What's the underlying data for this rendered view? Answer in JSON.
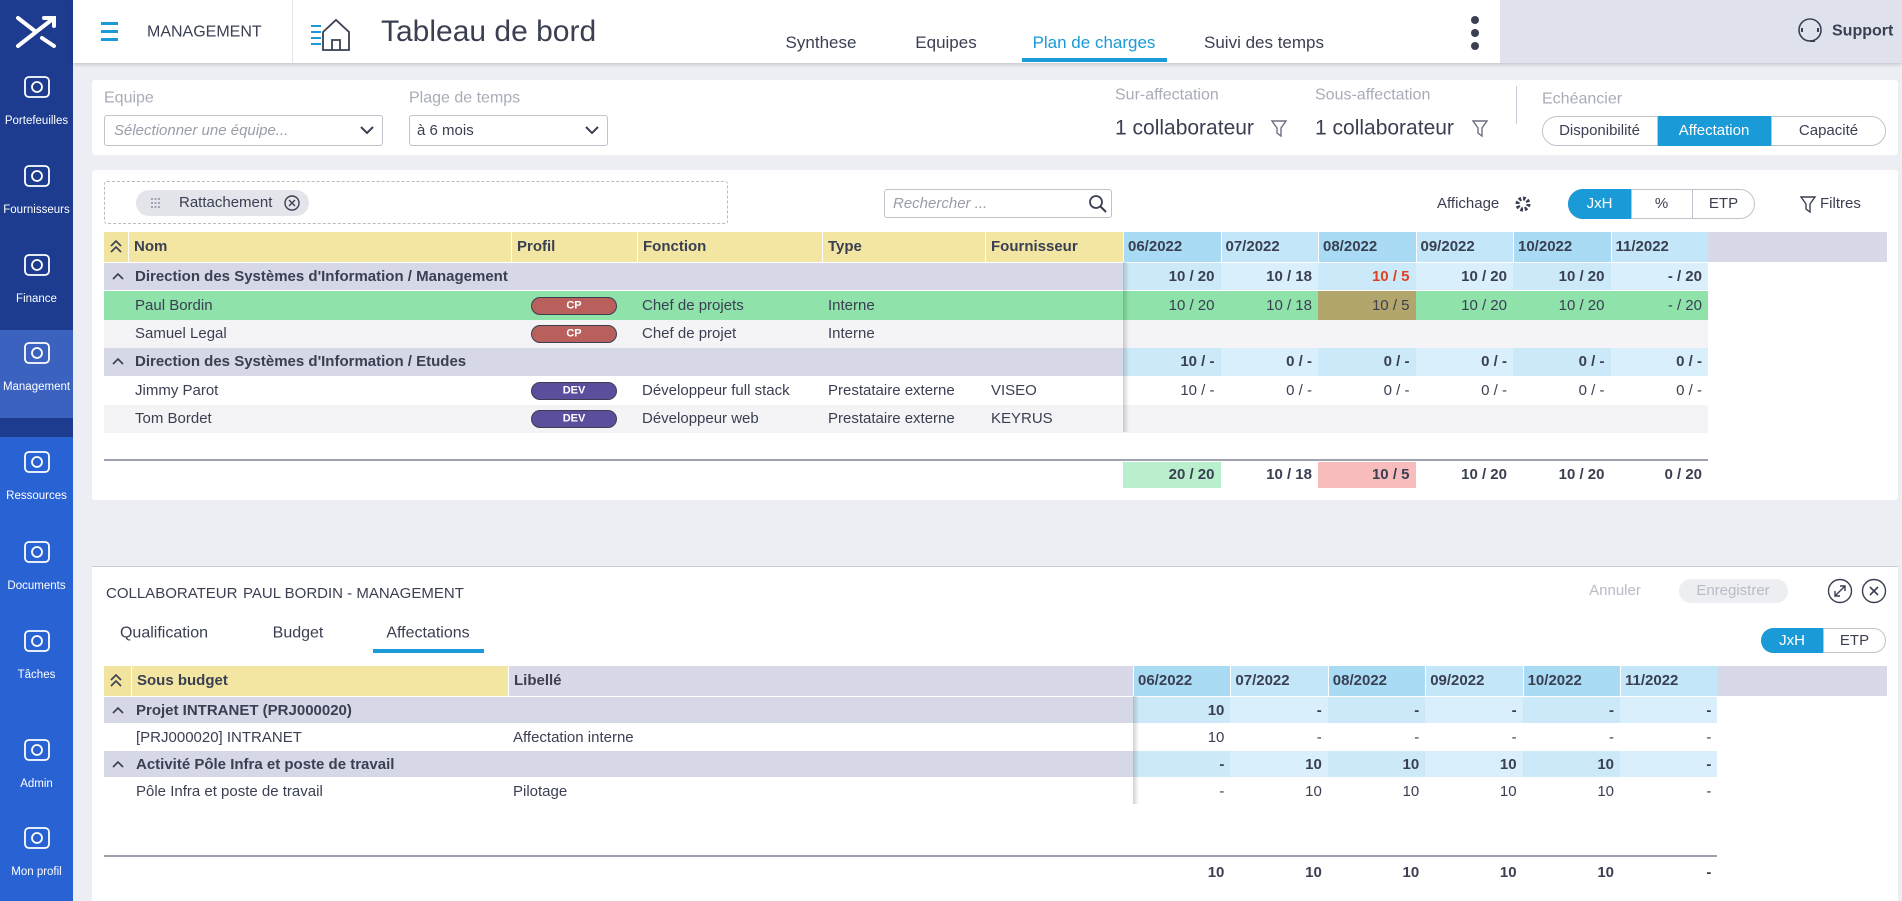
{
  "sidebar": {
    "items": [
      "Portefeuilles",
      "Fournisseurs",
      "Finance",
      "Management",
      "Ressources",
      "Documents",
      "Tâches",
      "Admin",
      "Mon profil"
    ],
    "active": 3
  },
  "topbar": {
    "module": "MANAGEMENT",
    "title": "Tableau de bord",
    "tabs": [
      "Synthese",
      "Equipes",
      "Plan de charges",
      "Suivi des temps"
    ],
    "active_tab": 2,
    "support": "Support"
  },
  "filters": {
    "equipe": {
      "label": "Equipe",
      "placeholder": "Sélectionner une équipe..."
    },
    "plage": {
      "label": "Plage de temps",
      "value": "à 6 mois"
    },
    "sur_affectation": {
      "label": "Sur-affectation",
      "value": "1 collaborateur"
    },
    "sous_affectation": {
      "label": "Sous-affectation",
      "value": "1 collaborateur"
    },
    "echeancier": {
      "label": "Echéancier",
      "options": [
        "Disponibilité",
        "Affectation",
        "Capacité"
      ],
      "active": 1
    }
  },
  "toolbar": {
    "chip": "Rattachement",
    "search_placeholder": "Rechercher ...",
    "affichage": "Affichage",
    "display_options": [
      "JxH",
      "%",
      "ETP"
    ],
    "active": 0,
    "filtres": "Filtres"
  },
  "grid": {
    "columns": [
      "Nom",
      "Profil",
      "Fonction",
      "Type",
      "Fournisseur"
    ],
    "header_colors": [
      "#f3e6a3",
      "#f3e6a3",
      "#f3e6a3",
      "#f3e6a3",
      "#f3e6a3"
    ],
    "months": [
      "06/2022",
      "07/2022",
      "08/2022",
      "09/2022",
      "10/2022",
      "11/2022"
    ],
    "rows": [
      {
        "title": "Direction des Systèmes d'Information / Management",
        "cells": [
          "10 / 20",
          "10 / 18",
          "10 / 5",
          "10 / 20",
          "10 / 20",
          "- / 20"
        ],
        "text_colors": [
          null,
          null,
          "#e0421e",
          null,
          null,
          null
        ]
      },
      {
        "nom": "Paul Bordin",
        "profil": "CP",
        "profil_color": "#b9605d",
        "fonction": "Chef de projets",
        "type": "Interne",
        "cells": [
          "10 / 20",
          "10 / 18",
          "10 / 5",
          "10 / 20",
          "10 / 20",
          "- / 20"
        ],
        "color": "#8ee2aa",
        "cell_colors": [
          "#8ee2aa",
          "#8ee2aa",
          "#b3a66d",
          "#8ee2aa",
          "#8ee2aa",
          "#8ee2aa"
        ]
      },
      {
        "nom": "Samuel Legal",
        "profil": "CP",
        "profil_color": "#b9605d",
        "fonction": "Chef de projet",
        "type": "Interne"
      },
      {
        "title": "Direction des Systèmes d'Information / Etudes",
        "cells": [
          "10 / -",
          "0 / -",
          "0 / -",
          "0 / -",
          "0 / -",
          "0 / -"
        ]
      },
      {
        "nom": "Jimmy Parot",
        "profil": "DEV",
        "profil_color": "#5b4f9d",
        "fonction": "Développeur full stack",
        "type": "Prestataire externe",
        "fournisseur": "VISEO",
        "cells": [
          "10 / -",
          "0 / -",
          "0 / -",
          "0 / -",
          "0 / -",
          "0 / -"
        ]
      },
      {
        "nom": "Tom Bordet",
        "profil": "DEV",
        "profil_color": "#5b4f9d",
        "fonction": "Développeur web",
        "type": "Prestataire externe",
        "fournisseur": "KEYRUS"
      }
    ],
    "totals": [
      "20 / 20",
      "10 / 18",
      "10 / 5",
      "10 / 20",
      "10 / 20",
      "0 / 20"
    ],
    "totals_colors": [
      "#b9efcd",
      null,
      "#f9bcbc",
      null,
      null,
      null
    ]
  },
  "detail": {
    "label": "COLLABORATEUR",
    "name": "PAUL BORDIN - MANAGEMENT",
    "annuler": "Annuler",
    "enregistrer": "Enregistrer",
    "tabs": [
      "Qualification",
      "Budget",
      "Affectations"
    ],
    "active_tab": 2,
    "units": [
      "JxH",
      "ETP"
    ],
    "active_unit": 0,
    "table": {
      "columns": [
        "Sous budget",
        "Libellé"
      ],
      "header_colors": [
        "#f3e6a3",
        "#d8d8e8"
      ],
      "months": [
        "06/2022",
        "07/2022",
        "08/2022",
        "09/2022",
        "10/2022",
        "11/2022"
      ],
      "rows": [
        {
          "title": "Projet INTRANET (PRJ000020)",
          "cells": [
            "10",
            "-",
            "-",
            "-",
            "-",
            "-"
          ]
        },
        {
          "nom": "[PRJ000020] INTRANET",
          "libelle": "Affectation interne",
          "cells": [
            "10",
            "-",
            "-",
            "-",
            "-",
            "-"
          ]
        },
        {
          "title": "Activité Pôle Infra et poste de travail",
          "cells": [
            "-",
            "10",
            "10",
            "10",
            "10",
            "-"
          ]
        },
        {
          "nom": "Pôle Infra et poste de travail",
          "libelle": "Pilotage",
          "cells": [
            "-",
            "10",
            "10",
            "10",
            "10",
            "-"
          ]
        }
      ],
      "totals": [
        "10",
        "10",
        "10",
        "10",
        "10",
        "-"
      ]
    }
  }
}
================
WRITTEN TASK =>
Images in the records should not be copied. Repeat all the rest exactly.

OUTPUT FOR THIS TASK =>
What's the underlying data for this rendered view? Answer in JSON.
{
  "sidebar": {
    "items": [
      "Portefeuilles",
      "Fournisseurs",
      "Finance",
      "Management",
      "Ressources",
      "Documents",
      "Tâches",
      "Admin",
      "Mon profil"
    ],
    "active": 3
  },
  "topbar": {
    "module": "MANAGEMENT",
    "title": "Tableau de bord",
    "tabs": [
      "Synthese",
      "Equipes",
      "Plan de charges",
      "Suivi des temps"
    ],
    "active_tab": 2,
    "support": "Support"
  },
  "filters": {
    "equipe": {
      "label": "Equipe",
      "placeholder": "Sélectionner une équipe..."
    },
    "plage": {
      "label": "Plage de temps",
      "value": "à 6 mois"
    },
    "sur_affectation": {
      "label": "Sur-affectation",
      "value": "1 collaborateur"
    },
    "sous_affectation": {
      "label": "Sous-affectation",
      "value": "1 collaborateur"
    },
    "echeancier": {
      "label": "Echéancier",
      "options": [
        "Disponibilité",
        "Affectation",
        "Capacité"
      ],
      "active": 1
    }
  },
  "toolbar": {
    "chip": "Rattachement",
    "search_placeholder": "Rechercher ...",
    "affichage": "Affichage",
    "display_options": [
      "JxH",
      "%",
      "ETP"
    ],
    "active": 0,
    "filtres": "Filtres"
  },
  "grid": {
    "columns": [
      "Nom",
      "Profil",
      "Fonction",
      "Type",
      "Fournisseur"
    ],
    "header_colors": [
      "#f3e6a3",
      "#f3e6a3",
      "#f3e6a3",
      "#f3e6a3",
      "#f3e6a3"
    ],
    "months": [
      "06/2022",
      "07/2022",
      "08/2022",
      "09/2022",
      "10/2022",
      "11/2022"
    ],
    "rows": [
      {
        "title": "Direction des Systèmes d'Information / Management",
        "cells": [
          "10 / 20",
          "10 / 18",
          "10 / 5",
          "10 / 20",
          "10 / 20",
          "- / 20"
        ],
        "text_colors": [
          null,
          null,
          "#e0421e",
          null,
          null,
          null
        ]
      },
      {
        "nom": "Paul Bordin",
        "profil": "CP",
        "profil_color": "#b9605d",
        "fonction": "Chef de projets",
        "type": "Interne",
        "cells": [
          "10 / 20",
          "10 / 18",
          "10 / 5",
          "10 / 20",
          "10 / 20",
          "- / 20"
        ],
        "color": "#8ee2aa",
        "cell_colors": [
          "#8ee2aa",
          "#8ee2aa",
          "#b3a66d",
          "#8ee2aa",
          "#8ee2aa",
          "#8ee2aa"
        ]
      },
      {
        "nom": "Samuel Legal",
        "profil": "CP",
        "profil_color": "#b9605d",
        "fonction": "Chef de projet",
        "type": "Interne"
      },
      {
        "title": "Direction des Systèmes d'Information / Etudes",
        "cells": [
          "10 / -",
          "0 / -",
          "0 / -",
          "0 / -",
          "0 / -",
          "0 / -"
        ]
      },
      {
        "nom": "Jimmy Parot",
        "profil": "DEV",
        "profil_color": "#5b4f9d",
        "fonction": "Développeur full stack",
        "type": "Prestataire externe",
        "fournisseur": "VISEO",
        "cells": [
          "10 / -",
          "0 / -",
          "0 / -",
          "0 / -",
          "0 / -",
          "0 / -"
        ]
      },
      {
        "nom": "Tom Bordet",
        "profil": "DEV",
        "profil_color": "#5b4f9d",
        "fonction": "Développeur web",
        "type": "Prestataire externe",
        "fournisseur": "KEYRUS"
      }
    ],
    "totals": [
      "20 / 20",
      "10 / 18",
      "10 / 5",
      "10 / 20",
      "10 / 20",
      "0 / 20"
    ],
    "totals_colors": [
      "#b9efcd",
      null,
      "#f9bcbc",
      null,
      null,
      null
    ]
  },
  "detail": {
    "label": "COLLABORATEUR",
    "name": "PAUL BORDIN - MANAGEMENT",
    "annuler": "Annuler",
    "enregistrer": "Enregistrer",
    "tabs": [
      "Qualification",
      "Budget",
      "Affectations"
    ],
    "active_tab": 2,
    "units": [
      "JxH",
      "ETP"
    ],
    "active_unit": 0,
    "table": {
      "columns": [
        "Sous budget",
        "Libellé"
      ],
      "header_colors": [
        "#f3e6a3",
        "#d8d8e8"
      ],
      "months": [
        "06/2022",
        "07/2022",
        "08/2022",
        "09/2022",
        "10/2022",
        "11/2022"
      ],
      "rows": [
        {
          "title": "Projet INTRANET (PRJ000020)",
          "cells": [
            "10",
            "-",
            "-",
            "-",
            "-",
            "-"
          ]
        },
        {
          "nom": "[PRJ000020] INTRANET",
          "libelle": "Affectation interne",
          "cells": [
            "10",
            "-",
            "-",
            "-",
            "-",
            "-"
          ]
        },
        {
          "title": "Activité Pôle Infra et poste de travail",
          "cells": [
            "-",
            "10",
            "10",
            "10",
            "10",
            "-"
          ]
        },
        {
          "nom": "Pôle Infra et poste de travail",
          "libelle": "Pilotage",
          "cells": [
            "-",
            "10",
            "10",
            "10",
            "10",
            "-"
          ]
        }
      ],
      "totals": [
        "10",
        "10",
        "10",
        "10",
        "10",
        "-"
      ]
    }
  }
}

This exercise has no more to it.